WHAT TO DO -> Copy each line that contains the word "Ministerial".

━━━━━━

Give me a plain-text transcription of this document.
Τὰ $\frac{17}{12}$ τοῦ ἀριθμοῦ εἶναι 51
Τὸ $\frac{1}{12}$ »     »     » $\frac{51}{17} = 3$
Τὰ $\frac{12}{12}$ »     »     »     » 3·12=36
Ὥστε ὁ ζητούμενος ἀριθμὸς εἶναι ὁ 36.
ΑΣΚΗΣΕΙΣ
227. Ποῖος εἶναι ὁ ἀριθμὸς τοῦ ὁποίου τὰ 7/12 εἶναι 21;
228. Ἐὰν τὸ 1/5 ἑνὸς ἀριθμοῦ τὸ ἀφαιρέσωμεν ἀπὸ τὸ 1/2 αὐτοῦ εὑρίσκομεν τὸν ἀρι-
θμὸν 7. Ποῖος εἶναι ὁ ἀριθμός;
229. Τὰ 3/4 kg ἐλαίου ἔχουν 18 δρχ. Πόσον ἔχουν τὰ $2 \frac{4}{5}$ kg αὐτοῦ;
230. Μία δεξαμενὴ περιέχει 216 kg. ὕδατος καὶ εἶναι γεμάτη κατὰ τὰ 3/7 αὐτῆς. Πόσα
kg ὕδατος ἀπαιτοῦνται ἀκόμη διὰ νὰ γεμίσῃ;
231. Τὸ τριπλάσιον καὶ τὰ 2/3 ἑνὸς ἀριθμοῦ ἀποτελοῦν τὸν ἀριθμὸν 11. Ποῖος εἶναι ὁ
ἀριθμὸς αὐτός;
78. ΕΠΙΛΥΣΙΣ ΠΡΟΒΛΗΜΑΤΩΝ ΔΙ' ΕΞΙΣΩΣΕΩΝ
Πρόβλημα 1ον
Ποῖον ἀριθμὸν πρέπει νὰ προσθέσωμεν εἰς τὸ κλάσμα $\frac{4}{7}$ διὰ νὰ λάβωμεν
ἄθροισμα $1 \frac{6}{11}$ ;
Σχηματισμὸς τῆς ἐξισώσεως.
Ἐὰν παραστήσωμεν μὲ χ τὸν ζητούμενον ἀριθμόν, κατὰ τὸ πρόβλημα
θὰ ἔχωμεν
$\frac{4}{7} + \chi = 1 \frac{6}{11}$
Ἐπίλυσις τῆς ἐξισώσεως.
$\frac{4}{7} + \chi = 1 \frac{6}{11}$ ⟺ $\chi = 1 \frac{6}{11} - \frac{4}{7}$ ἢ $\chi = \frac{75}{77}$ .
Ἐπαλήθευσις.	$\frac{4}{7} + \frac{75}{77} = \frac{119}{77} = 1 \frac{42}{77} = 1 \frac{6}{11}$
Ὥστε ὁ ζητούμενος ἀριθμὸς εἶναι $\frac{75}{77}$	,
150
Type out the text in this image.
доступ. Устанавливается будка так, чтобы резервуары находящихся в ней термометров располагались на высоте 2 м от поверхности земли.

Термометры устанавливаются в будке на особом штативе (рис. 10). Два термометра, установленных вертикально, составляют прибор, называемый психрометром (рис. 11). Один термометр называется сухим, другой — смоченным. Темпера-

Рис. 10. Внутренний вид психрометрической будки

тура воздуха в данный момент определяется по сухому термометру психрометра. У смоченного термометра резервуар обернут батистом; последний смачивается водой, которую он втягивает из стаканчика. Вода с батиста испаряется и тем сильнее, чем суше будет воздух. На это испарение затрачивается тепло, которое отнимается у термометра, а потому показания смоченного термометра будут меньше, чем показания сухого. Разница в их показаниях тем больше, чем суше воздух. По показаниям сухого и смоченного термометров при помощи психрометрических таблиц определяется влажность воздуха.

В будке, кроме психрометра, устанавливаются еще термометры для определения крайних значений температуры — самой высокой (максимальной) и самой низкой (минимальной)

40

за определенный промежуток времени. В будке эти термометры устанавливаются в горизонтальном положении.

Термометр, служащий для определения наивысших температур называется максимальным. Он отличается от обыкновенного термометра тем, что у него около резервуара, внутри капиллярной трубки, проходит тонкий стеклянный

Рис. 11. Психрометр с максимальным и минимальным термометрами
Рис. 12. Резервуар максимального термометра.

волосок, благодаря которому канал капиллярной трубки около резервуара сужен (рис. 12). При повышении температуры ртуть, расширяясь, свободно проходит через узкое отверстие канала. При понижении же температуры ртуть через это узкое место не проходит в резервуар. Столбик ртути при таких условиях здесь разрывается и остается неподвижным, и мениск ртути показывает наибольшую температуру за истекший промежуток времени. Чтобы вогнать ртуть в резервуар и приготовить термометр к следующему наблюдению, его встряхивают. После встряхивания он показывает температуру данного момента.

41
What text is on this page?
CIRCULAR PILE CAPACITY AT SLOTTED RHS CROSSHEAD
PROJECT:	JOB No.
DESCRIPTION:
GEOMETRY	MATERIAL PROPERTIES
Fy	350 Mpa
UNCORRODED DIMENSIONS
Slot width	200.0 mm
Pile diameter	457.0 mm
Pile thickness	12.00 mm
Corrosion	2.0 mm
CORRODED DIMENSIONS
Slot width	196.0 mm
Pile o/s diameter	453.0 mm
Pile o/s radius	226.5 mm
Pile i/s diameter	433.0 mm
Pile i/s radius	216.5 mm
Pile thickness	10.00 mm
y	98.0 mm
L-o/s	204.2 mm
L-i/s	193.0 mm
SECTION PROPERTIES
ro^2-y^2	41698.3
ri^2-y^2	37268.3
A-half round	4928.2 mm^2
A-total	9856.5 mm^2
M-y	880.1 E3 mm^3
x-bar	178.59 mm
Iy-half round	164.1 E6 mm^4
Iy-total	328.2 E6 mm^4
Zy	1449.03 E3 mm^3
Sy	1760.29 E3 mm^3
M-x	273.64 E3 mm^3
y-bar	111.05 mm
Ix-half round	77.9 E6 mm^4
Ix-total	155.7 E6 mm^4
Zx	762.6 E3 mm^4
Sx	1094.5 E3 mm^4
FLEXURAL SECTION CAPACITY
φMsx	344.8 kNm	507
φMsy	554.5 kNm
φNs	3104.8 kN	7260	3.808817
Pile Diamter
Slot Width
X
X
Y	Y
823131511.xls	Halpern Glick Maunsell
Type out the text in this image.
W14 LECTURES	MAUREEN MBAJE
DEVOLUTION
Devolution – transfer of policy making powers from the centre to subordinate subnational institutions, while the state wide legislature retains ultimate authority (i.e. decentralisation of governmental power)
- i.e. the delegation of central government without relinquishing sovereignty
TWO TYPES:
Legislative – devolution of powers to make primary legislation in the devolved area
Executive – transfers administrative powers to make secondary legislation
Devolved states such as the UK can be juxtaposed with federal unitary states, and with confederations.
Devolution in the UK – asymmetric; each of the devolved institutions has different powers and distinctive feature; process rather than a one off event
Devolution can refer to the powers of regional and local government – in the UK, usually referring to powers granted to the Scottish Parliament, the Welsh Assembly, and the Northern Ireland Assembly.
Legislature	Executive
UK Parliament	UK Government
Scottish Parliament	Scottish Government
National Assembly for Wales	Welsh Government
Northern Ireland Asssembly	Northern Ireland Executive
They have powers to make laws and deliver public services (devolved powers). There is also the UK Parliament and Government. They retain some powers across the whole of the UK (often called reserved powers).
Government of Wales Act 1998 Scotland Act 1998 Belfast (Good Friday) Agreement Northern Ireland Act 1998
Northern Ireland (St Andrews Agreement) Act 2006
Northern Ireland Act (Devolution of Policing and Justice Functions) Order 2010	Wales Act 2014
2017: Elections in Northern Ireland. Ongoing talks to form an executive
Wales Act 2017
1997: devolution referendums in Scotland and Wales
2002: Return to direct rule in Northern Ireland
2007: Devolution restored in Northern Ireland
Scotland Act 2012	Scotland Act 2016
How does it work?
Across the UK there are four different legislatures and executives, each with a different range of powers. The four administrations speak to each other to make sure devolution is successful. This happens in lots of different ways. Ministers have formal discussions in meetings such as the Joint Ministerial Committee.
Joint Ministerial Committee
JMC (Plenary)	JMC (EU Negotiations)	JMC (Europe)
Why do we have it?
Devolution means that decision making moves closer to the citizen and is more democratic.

━━━━━━

WRITTEN ANSWER ->
Across the UK there are four different legislatures and executives, each with a different range of powers. The four administrations speak to each other to make sure devolution is successful. This happens in lots of different ways. Ministers have formal discussions in meetings such as the Joint Ministerial Committee.
Joint Ministerial Committee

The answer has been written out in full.